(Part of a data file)
==============================
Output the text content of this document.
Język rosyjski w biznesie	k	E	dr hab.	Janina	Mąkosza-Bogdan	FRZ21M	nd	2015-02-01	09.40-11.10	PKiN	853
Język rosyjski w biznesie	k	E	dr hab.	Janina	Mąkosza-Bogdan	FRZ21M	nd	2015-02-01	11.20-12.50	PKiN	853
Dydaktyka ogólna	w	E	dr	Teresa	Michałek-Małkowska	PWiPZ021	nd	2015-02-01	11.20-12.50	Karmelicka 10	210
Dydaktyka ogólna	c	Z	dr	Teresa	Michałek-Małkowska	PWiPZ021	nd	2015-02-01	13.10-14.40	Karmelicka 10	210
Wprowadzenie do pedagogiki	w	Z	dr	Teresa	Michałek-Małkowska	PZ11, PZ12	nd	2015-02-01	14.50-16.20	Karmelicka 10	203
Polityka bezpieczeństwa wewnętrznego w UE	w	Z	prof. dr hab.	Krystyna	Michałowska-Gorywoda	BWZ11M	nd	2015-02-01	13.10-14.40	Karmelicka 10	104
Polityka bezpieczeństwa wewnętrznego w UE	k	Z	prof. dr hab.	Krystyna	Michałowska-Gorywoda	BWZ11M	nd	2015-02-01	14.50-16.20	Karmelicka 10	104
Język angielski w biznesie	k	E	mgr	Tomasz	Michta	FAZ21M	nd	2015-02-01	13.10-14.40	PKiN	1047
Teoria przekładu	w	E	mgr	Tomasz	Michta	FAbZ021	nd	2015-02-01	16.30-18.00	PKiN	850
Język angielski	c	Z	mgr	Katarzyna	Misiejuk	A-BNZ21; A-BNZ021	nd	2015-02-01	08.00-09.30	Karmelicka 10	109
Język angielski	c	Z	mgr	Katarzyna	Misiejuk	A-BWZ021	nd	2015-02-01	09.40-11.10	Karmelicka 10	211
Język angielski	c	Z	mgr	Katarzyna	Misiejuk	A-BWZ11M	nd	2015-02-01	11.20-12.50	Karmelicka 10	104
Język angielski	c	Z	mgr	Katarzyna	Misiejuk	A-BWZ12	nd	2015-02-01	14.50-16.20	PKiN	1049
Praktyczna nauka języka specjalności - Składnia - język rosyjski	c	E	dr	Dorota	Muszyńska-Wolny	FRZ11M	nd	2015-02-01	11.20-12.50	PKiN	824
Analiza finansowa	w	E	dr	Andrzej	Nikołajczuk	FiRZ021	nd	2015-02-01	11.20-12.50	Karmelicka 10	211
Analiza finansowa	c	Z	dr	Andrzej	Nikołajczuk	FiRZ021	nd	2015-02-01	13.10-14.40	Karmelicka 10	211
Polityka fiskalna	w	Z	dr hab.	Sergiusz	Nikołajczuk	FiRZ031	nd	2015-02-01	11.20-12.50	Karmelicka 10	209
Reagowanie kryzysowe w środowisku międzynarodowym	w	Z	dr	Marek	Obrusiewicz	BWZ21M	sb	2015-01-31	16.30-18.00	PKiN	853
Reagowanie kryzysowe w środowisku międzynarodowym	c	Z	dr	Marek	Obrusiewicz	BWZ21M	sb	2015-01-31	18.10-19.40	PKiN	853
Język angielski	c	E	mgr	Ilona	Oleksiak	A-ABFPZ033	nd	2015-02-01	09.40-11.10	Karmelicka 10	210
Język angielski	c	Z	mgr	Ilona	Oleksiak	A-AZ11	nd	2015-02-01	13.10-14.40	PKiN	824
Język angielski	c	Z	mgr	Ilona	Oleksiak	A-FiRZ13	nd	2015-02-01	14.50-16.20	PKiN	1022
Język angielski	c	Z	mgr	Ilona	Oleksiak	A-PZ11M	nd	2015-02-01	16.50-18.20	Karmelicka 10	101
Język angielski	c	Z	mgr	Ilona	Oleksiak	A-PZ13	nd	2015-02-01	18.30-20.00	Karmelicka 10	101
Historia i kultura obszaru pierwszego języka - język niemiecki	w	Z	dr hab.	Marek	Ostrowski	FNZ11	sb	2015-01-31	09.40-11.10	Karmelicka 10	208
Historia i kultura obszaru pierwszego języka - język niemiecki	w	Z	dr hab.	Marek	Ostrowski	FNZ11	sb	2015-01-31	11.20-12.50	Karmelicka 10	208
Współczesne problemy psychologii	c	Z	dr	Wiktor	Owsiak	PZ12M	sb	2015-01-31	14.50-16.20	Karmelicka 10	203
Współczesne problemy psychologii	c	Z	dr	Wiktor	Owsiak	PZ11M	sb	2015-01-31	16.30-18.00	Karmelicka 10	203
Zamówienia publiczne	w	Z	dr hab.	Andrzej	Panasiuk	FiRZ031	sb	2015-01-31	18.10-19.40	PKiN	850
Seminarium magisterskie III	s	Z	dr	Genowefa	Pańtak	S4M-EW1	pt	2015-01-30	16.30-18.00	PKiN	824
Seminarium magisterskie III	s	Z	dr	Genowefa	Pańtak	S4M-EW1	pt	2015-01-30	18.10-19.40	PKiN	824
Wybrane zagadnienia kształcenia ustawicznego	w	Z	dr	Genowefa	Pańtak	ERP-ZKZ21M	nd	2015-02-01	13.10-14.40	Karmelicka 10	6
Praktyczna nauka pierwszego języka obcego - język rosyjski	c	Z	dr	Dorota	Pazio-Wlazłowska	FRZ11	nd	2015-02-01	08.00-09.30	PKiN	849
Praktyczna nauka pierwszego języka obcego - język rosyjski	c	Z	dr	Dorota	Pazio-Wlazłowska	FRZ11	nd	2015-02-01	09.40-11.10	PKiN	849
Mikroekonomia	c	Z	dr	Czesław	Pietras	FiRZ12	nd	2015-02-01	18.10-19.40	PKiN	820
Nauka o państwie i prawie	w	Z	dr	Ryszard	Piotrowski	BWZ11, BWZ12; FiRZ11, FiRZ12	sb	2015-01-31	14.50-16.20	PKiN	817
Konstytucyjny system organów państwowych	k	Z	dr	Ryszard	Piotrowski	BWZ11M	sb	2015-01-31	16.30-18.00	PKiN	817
==============================
What to work on: Write out the entire listing exactly.

Response to the exercise:
Output the text content of this document.
Język rosyjski w biznesie	k	E	dr hab.	Janina	Mąkosza-Bogdan	FRZ21M	nd	2015-02-01	09.40-11.10	PKiN	853
Język rosyjski w biznesie	k	E	dr hab.	Janina	Mąkosza-Bogdan	FRZ21M	nd	2015-02-01	11.20-12.50	PKiN	853
Dydaktyka ogólna	w	E	dr	Teresa	Michałek-Małkowska	PWiPZ021	nd	2015-02-01	11.20-12.50	Karmelicka 10	210
Dydaktyka ogólna	c	Z	dr	Teresa	Michałek-Małkowska	PWiPZ021	nd	2015-02-01	13.10-14.40	Karmelicka 10	210
Wprowadzenie do pedagogiki	w	Z	dr	Teresa	Michałek-Małkowska	PZ11, PZ12	nd	2015-02-01	14.50-16.20	Karmelicka 10	203
Polityka bezpieczeństwa wewnętrznego w UE	w	Z	prof. dr hab.	Krystyna	Michałowska-Gorywoda	BWZ11M	nd	2015-02-01	13.10-14.40	Karmelicka 10	104
Polityka bezpieczeństwa wewnętrznego w UE	k	Z	prof. dr hab.	Krystyna	Michałowska-Gorywoda	BWZ11M	nd	2015-02-01	14.50-16.20	Karmelicka 10	104
Język angielski w biznesie	k	E	mgr	Tomasz	Michta	FAZ21M	nd	2015-02-01	13.10-14.40	PKiN	1047
Teoria przekładu	w	E	mgr	Tomasz	Michta	FAbZ021	nd	2015-02-01	16.30-18.00	PKiN	850
Język angielski	c	Z	mgr	Katarzyna	Misiejuk	A-BNZ21; A-BNZ021	nd	2015-02-01	08.00-09.30	Karmelicka 10	109
Język angielski	c	Z	mgr	Katarzyna	Misiejuk	A-BWZ021	nd	2015-02-01	09.40-11.10	Karmelicka 10	211
Język angielski	c	Z	mgr	Katarzyna	Misiejuk	A-BWZ11M	nd	2015-02-01	11.20-12.50	Karmelicka 10	104
Język angielski	c	Z	mgr	Katarzyna	Misiejuk	A-BWZ12	nd	2015-02-01	14.50-16.20	PKiN	1049
Praktyczna nauka języka specjalności - Składnia - język rosyjski	c	E	dr	Dorota	Muszyńska-Wolny	FRZ11M	nd	2015-02-01	11.20-12.50	PKiN	824
Analiza finansowa	w	E	dr	Andrzej	Nikołajczuk	FiRZ021	nd	2015-02-01	11.20-12.50	Karmelicka 10	211
Analiza finansowa	c	Z	dr	Andrzej	Nikołajczuk	FiRZ021	nd	2015-02-01	13.10-14.40	Karmelicka 10	211
Polityka fiskalna	w	Z	dr hab.	Sergiusz	Nikołajczuk	FiRZ031	nd	2015-02-01	11.20-12.50	Karmelicka 10	209
Reagowanie kryzysowe w środowisku międzynarodowym	w	Z	dr	Marek	Obrusiewicz	BWZ21M	sb	2015-01-31	16.30-18.00	PKiN	853
Reagowanie kryzysowe w środowisku międzynarodowym	c	Z	dr	Marek	Obrusiewicz	BWZ21M	sb	2015-01-31	18.10-19.40	PKiN	853
Język angielski	c	E	mgr	Ilona	Oleksiak	A-ABFPZ033	nd	2015-02-01	09.40-11.10	Karmelicka 10	210
Język angielski	c	Z	mgr	Ilona	Oleksiak	A-AZ11	nd	2015-02-01	13.10-14.40	PKiN	824
Język angielski	c	Z	mgr	Ilona	Oleksiak	A-FiRZ13	nd	2015-02-01	14.50-16.20	PKiN	1022
Język angielski	c	Z	mgr	Ilona	Oleksiak	A-PZ11M	nd	2015-02-01	16.50-18.20	Karmelicka 10	101
Język angielski	c	Z	mgr	Ilona	Oleksiak	A-PZ13	nd	2015-02-01	18.30-20.00	Karmelicka 10	101
Historia i kultura obszaru pierwszego języka - język niemiecki	w	Z	dr hab.	Marek	Ostrowski	FNZ11	sb	2015-01-31	09.40-11.10	Karmelicka 10	208
Historia i kultura obszaru pierwszego języka - język niemiecki	w	Z	dr hab.	Marek	Ostrowski	FNZ11	sb	2015-01-31	11.20-12.50	Karmelicka 10	208
Współczesne problemy psychologii	c	Z	dr	Wiktor	Owsiak	PZ12M	sb	2015-01-31	14.50-16.20	Karmelicka 10	203
Współczesne problemy psychologii	c	Z	dr	Wiktor	Owsiak	PZ11M	sb	2015-01-31	16.30-18.00	Karmelicka 10	203
Zamówienia publiczne	w	Z	dr hab.	Andrzej	Panasiuk	FiRZ031	sb	2015-01-31	18.10-19.40	PKiN	850
Seminarium magisterskie III	s	Z	dr	Genowefa	Pańtak	S4M-EW1	pt	2015-01-30	16.30-18.00	PKiN	824
Seminarium magisterskie III	s	Z	dr	Genowefa	Pańtak	S4M-EW1	pt	2015-01-30	18.10-19.40	PKiN	824
Wybrane zagadnienia kształcenia ustawicznego	w	Z	dr	Genowefa	Pańtak	ERP-ZKZ21M	nd	2015-02-01	13.10-14.40	Karmelicka 10	6
Praktyczna nauka pierwszego języka obcego - język rosyjski	c	Z	dr	Dorota	Pazio-Wlazłowska	FRZ11	nd	2015-02-01	08.00-09.30	PKiN	849
Praktyczna nauka pierwszego języka obcego - język rosyjski	c	Z	dr	Dorota	Pazio-Wlazłowska	FRZ11	nd	2015-02-01	09.40-11.10	PKiN	849
Mikroekonomia	c	Z	dr	Czesław	Pietras	FiRZ12	nd	2015-02-01	18.10-19.40	PKiN	820
Nauka o państwie i prawie	w	Z	dr	Ryszard	Piotrowski	BWZ11, BWZ12; FiRZ11, FiRZ12	sb	2015-01-31	14.50-16.20	PKiN	817
Konstytucyjny system organów państwowych	k	Z	dr	Ryszard	Piotrowski	BWZ11M	sb	2015-01-31	16.30-18.00	PKiN	817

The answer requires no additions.